Start of EXERCISE INPUT

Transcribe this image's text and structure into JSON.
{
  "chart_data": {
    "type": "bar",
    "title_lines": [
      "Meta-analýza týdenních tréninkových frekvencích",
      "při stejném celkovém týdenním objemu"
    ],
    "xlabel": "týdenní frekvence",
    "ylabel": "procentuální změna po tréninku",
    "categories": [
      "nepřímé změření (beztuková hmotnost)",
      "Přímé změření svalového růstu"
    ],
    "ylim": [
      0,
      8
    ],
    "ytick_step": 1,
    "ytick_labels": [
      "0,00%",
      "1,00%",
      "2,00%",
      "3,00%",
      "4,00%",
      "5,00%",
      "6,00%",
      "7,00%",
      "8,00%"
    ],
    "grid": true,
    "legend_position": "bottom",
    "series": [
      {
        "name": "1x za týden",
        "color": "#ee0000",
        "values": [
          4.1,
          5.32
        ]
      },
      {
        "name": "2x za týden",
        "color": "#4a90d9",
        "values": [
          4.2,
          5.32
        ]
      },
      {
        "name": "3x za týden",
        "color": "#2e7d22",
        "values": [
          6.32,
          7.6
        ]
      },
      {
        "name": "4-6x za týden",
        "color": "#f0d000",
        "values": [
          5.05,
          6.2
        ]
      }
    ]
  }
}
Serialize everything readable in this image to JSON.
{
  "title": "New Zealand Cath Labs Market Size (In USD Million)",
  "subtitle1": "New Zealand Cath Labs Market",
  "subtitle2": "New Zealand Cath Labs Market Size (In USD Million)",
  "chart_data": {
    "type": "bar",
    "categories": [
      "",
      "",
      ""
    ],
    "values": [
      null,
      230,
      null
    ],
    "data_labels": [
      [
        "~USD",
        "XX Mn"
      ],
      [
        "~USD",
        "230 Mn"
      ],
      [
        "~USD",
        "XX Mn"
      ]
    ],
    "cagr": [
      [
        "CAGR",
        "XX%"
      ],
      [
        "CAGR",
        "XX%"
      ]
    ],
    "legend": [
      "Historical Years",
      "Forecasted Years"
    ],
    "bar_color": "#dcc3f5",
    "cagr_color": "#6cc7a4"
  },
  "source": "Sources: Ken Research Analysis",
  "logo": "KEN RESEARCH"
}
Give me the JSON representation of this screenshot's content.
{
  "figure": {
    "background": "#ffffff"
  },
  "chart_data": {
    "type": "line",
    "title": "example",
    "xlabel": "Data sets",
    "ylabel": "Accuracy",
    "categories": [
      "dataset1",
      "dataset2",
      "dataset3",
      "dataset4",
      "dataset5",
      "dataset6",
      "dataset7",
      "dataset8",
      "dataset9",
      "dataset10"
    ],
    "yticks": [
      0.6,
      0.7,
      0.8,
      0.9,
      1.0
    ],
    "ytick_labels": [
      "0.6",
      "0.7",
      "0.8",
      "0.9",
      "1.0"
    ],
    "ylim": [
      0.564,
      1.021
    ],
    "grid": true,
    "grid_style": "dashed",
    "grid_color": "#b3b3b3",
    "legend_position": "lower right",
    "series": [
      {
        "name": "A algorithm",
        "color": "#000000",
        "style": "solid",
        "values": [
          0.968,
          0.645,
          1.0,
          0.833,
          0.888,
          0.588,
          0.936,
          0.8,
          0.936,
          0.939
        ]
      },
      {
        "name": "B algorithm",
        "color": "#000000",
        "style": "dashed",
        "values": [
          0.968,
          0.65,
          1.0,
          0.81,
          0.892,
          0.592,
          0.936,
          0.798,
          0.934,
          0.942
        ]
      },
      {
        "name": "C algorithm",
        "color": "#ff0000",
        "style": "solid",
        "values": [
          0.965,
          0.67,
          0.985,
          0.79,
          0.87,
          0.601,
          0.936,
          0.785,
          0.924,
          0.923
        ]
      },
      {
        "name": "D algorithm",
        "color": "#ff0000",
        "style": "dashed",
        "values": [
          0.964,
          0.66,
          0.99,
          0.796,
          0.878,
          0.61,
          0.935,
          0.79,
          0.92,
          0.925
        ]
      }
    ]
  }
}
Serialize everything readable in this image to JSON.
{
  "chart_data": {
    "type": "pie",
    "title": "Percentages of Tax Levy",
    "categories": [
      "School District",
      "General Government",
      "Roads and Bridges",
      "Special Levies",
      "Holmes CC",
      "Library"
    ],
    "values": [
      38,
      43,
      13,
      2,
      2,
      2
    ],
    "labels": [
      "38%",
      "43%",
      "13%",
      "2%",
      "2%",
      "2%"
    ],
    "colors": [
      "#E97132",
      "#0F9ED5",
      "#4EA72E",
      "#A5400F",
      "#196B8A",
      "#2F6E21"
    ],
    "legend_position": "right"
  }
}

End of EXERCISE INPUT

### GOAL
Please give back all of the records exactly as written.

### TASK OUTPUT
Transcribe this image's text and structure into JSON.
{
  "chart_data": {
    "type": "bar",
    "title_lines": [
      "Meta-analýza týdenních tréninkových frekvencích",
      "při stejném celkovém týdenním objemu"
    ],
    "xlabel": "týdenní frekvence",
    "ylabel": "procentuální změna po tréninku",
    "categories": [
      "nepřímé změření (beztuková hmotnost)",
      "Přímé změření svalového růstu"
    ],
    "ylim": [
      0,
      8
    ],
    "ytick_step": 1,
    "ytick_labels": [
      "0,00%",
      "1,00%",
      "2,00%",
      "3,00%",
      "4,00%",
      "5,00%",
      "6,00%",
      "7,00%",
      "8,00%"
    ],
    "grid": true,
    "legend_position": "bottom",
    "series": [
      {
        "name": "1x za týden",
        "color": "#ee0000",
        "values": [
          4.1,
          5.32
        ]
      },
      {
        "name": "2x za týden",
        "color": "#4a90d9",
        "values": [
          4.2,
          5.32
        ]
      },
      {
        "name": "3x za týden",
        "color": "#2e7d22",
        "values": [
          6.32,
          7.6
        ]
      },
      {
        "name": "4-6x za týden",
        "color": "#f0d000",
        "values": [
          5.05,
          6.2
        ]
      }
    ]
  }
}
Serialize everything readable in this image to JSON.
{
  "title": "New Zealand Cath Labs Market Size (In USD Million)",
  "subtitle1": "New Zealand Cath Labs Market",
  "subtitle2": "New Zealand Cath Labs Market Size (In USD Million)",
  "chart_data": {
    "type": "bar",
    "categories": [
      "",
      "",
      ""
    ],
    "values": [
      null,
      230,
      null
    ],
    "data_labels": [
      [
        "~USD",
        "XX Mn"
      ],
      [
        "~USD",
        "230 Mn"
      ],
      [
        "~USD",
        "XX Mn"
      ]
    ],
    "cagr": [
      [
        "CAGR",
        "XX%"
      ],
      [
        "CAGR",
        "XX%"
      ]
    ],
    "legend": [
      "Historical Years",
      "Forecasted Years"
    ],
    "bar_color": "#dcc3f5",
    "cagr_color": "#6cc7a4"
  },
  "source": "Sources: Ken Research Analysis",
  "logo": "KEN RESEARCH"
}
Give me the JSON representation of this screenshot's content.
{
  "figure": {
    "background": "#ffffff"
  },
  "chart_data": {
    "type": "line",
    "title": "example",
    "xlabel": "Data sets",
    "ylabel": "Accuracy",
    "categories": [
      "dataset1",
      "dataset2",
      "dataset3",
      "dataset4",
      "dataset5",
      "dataset6",
      "dataset7",
      "dataset8",
      "dataset9",
      "dataset10"
    ],
    "yticks": [
      0.6,
      0.7,
      0.8,
      0.9,
      1.0
    ],
    "ytick_labels": [
      "0.6",
      "0.7",
      "0.8",
      "0.9",
      "1.0"
    ],
    "ylim": [
      0.564,
      1.021
    ],
    "grid": true,
    "grid_style": "dashed",
    "grid_color": "#b3b3b3",
    "legend_position": "lower right",
    "series": [
      {
        "name": "A algorithm",
        "color": "#000000",
        "style": "solid",
        "values": [
          0.968,
          0.645,
          1.0,
          0.833,
          0.888,
          0.588,
          0.936,
          0.8,
          0.936,
          0.939
        ]
      },
      {
        "name": "B algorithm",
        "color": "#000000",
        "style": "dashed",
        "values": [
          0.968,
          0.65,
          1.0,
          0.81,
          0.892,
          0.592,
          0.936,
          0.798,
          0.934,
          0.942
        ]
      },
      {
        "name": "C algorithm",
        "color": "#ff0000",
        "style": "solid",
        "values": [
          0.965,
          0.67,
          0.985,
          0.79,
          0.87,
          0.601,
          0.936,
          0.785,
          0.924,
          0.923
        ]
      },
      {
        "name": "D algorithm",
        "color": "#ff0000",
        "style": "dashed",
        "values": [
          0.964,
          0.66,
          0.99,
          0.796,
          0.878,
          0.61,
          0.935,
          0.79,
          0.92,
          0.925
        ]
      }
    ]
  }
}
Serialize everything readable in this image to JSON.
{
  "chart_data": {
    "type": "pie",
    "title": "Percentages of Tax Levy",
    "categories": [
      "School District",
      "General Government",
      "Roads and Bridges",
      "Special Levies",
      "Holmes CC",
      "Library"
    ],
    "values": [
      38,
      43,
      13,
      2,
      2,
      2
    ],
    "labels": [
      "38%",
      "43%",
      "13%",
      "2%",
      "2%",
      "2%"
    ],
    "colors": [
      "#E97132",
      "#0F9ED5",
      "#4EA72E",
      "#A5400F",
      "#196B8A",
      "#2F6E21"
    ],
    "legend_position": "right"
  }
}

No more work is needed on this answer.